_Selected extract_
— begin —
Pete said:
Phlip wrote:
An object of type wchar_t holds a character, not a glyph. A glyph can be
made up of more than one character. In Unicode, for example, LATIN SMALL
LETTER O followed by DIAERESIS is two characters that represent the same
glyph as the single character LATIN SMALL LETTER O WITH DIAERESIS. Both
will show up as a single blob of stuff (a glyph) on the display screen.
Right. Deep within the "mind" of the lowly wcschr() function, such things
are hypothetical. It will match combining diaereses as if they were
independent glyphs, and won't match those which precombined. That's why
short posts on such topics are risky, and the alternative is long boring
posts. But feel free to nitpick...
The word "glyph" has five glyphs and four phonemes. A "phoneme" is the
smallest difference in sound that can change a word's meaning. For example,
f is softer than ph, so flip has a meaning different than ... you get the
idea.
"Ligatures" are links between two glyphs, such as fl, with a link at the
top. "Accented" characters, like á, might be considered one glyph or two.
And many languages use "vowel signs" to modifying consonants to introduce
vowels, such as the tilde in the Spanish word niña ("neenya"), meaning
"girl".
[A pause to check my post's encoding. It will go out as Western Europe,
meaning ISO Latin 1. I suspect that's also ISO 8897-1.
[That's funny, because I thought I had it set to Greek these days for some
strange reason...]
A "script" is a set of glyphs that write a language. A "char set" is a table
of integers, one for each glyph in a script. A "code point" is one glyph's
index in that char set. Programmers often say "character" when they mean
"one data element of a string", so it could casually mean either 8-bit char
elements or 16-bit wchar_t elements. An "encoding" is a way to pack a char
set as a sequence of characters, all with the same bit-count. A "code page"
is an identifier to select an encoding. A "glossary" is a list of useful
phrases translated into two or more languages. A "collating order" sorts a
cultures' glyphs so readers can find things in lists by name. A "locale" is
a culture's script, char set, encoding, collating order, glossary, icons,
colors, sounds, formats, and layouts, all bundled into a seamless GUI
experience.
Different locales required different encodings and character widths for
various reasons. In the beginning, there was ASCII, based on encoding the
Latin alphabet, without accent marks, into a 7-bit protocol. Early systems
reserved the 8th bit for a parity check. Then cultures with short phonetic
alphabets computerized their own glyphs. Each culture claimed the same
"high-ASCII" range of the 8 bits in a byte-the ones with the 8th bit turned
on. User interface software, to enable more than one locale, selects the
"meaning" of the high-ASCII characters by selecting a "code page". On some
hardware devices, this variable literally selected the hardware page of a
jump table to convert codes into glyphs.
Modern GUIs still use code page numbers, typically defined by the
"International Standards Organization", or its member committees. The ISO
8859-7 encoding, for example, stores Latin characters in their ASCII
locations, and Greek characters in the high-ASCII.
— end —
_Source excerpt_
— begin —
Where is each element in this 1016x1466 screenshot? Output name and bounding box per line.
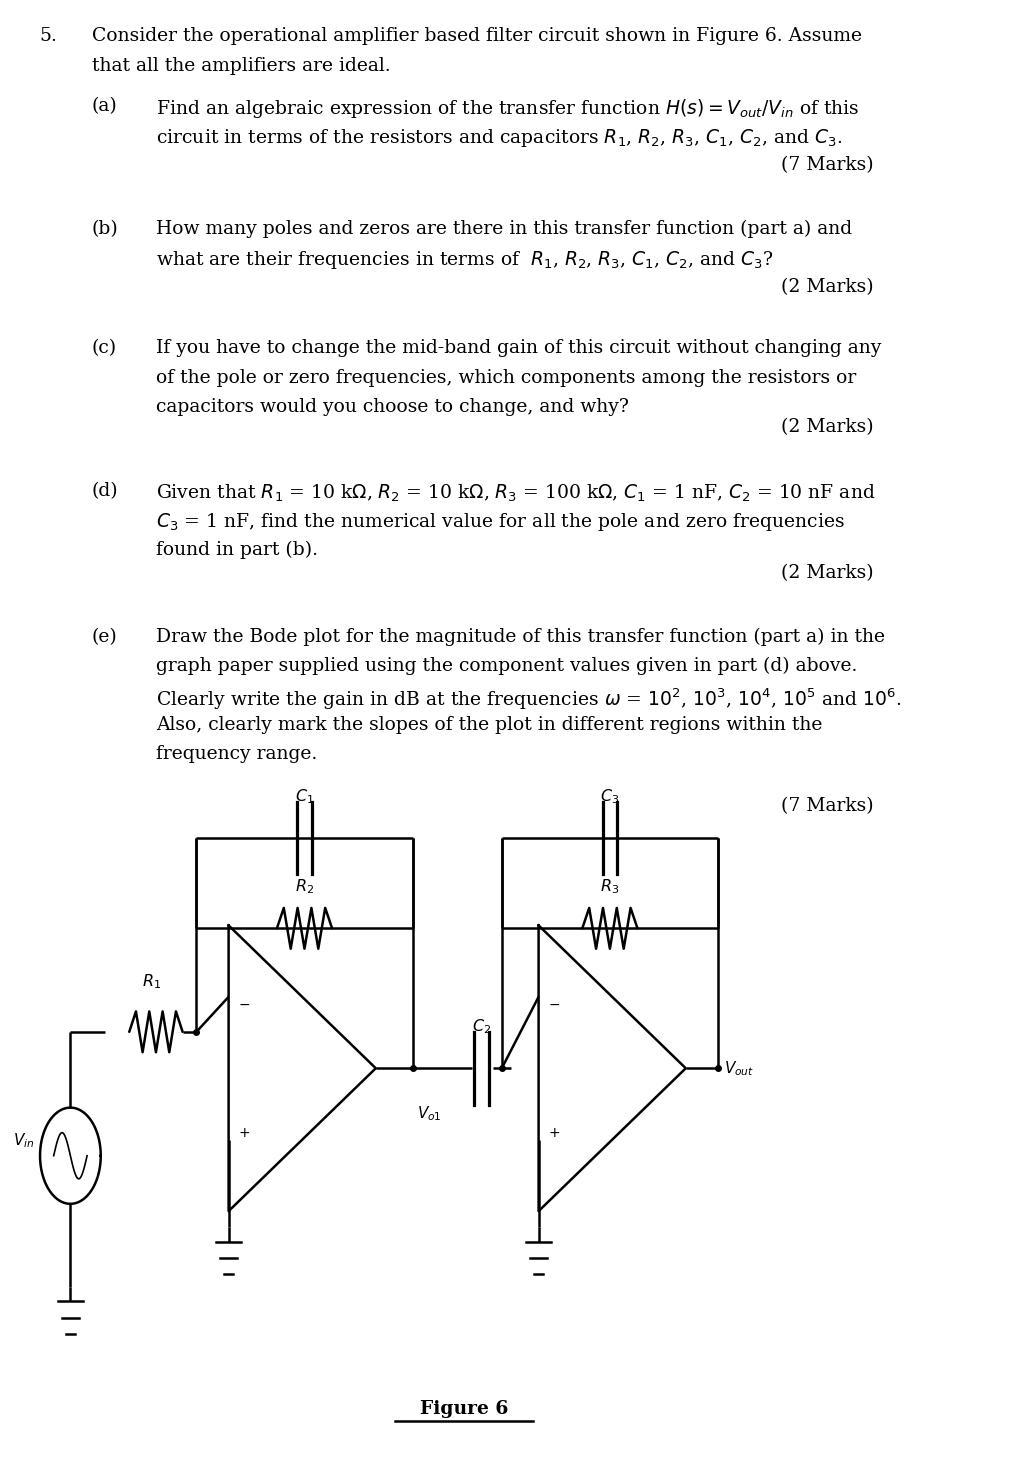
— end —
_What is asked_
(a) Say whether each statement below agrees with the thread on glyphs and encodings above, answering yes or no and quoting the deciding words of that thread.
(i) The wcschr() function matches combining diaereses as if they were independent glyphs.
(ii) Early systems reserved the 7th bit for a parity check.
(iii) A code page is an identifier used to select an encoding.
(b) Please answer these questions from the thread on glyphs and encodings above.
(i) How many glyphs and how many phonemes does the word "glyph" have?
(ii) What does the Spanish word niña mean?
(iii) Where does the ISO 8859-7 encoding store Greek characters?

_Completed exercise_
(a)
(i) Yes: "It will match combining diaereses as if they were independent glyphs"
(ii) No: "Early systems reserved the 8th bit for a parity check."
(iii) Yes: "A "code page" is an identifier to select an encoding."

(b)
(i) Five glyphs and four phonemes.
(ii) "Girl."
(iii) In the high-ASCII.